■ SET TASK ■
Your task is to write out the complete listing exactly as it is shown.

■ RECORDS SHOWN ■

** Begin **

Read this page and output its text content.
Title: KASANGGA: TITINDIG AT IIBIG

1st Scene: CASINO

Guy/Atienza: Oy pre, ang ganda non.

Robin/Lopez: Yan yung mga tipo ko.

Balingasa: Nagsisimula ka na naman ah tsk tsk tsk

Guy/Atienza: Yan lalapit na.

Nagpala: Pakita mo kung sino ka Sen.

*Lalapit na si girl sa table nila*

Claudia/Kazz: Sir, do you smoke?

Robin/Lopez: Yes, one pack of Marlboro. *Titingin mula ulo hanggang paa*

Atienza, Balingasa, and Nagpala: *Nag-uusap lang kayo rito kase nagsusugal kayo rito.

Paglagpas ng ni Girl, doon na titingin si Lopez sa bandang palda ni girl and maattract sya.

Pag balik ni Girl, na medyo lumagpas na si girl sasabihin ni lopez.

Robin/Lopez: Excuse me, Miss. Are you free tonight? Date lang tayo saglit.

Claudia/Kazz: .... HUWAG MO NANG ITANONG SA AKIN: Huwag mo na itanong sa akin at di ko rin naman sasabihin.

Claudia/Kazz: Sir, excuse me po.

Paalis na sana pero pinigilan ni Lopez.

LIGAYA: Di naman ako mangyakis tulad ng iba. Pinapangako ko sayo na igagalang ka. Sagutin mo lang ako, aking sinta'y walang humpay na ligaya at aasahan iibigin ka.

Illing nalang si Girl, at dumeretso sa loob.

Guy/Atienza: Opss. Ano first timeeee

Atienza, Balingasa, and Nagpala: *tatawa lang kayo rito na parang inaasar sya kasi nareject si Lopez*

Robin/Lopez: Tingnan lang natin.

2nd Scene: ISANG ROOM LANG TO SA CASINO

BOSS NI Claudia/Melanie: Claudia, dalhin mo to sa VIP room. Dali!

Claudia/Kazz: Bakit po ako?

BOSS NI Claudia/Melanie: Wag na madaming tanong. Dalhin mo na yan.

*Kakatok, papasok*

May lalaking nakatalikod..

** End **

■ TASK RESPONSE ■
Read this page and output its text content.
Title: KASANGGA: TITINDIG AT IIBIG

1st Scene: CASINO

Guy/Atienza: Oy pre, ang ganda non.

Robin/Lopez: Yan yung mga tipo ko.

Balingasa: Nagsisimula ka na naman ah tsk tsk tsk

Guy/Atienza: Yan lalapit na.

Nagpala: Pakita mo kung sino ka Sen.

*Lalapit na si girl sa table nila*

Claudia/Kazz: Sir, do you smoke?

Robin/Lopez: Yes, one pack of Marlboro. *Titingin mula ulo hanggang paa*

Atienza, Balingasa, and Nagpala: *Nag-uusap lang kayo rito kase nagsusugal kayo rito.

Paglagpas ng ni Girl, doon na titingin si Lopez sa bandang palda ni girl and maattract sya.

Pag balik ni Girl, na medyo lumagpas na si girl sasabihin ni lopez.

Robin/Lopez: Excuse me, Miss. Are you free tonight? Date lang tayo saglit.

Claudia/Kazz: .... HUWAG MO NANG ITANONG SA AKIN: Huwag mo na itanong sa akin at di ko rin naman sasabihin.

Claudia/Kazz: Sir, excuse me po.

Paalis na sana pero pinigilan ni Lopez.

LIGAYA: Di naman ako mangyakis tulad ng iba. Pinapangako ko sayo na igagalang ka. Sagutin mo lang ako, aking sinta'y walang humpay na ligaya at aasahan iibigin ka.

Illing nalang si Girl, at dumeretso sa loob.

Guy/Atienza: Opss. Ano first timeeee

Atienza, Balingasa, and Nagpala: *tatawa lang kayo rito na parang inaasar sya kasi nareject si Lopez*

Robin/Lopez: Tingnan lang natin.

2nd Scene: ISANG ROOM LANG TO SA CASINO

BOSS NI Claudia/Melanie: Claudia, dalhin mo to sa VIP room. Dali!

Claudia/Kazz: Bakit po ako?

BOSS NI Claudia/Melanie: Wag na madaming tanong. Dalhin mo na yan.

*Kakatok, papasok*

May lalaking nakatalikod..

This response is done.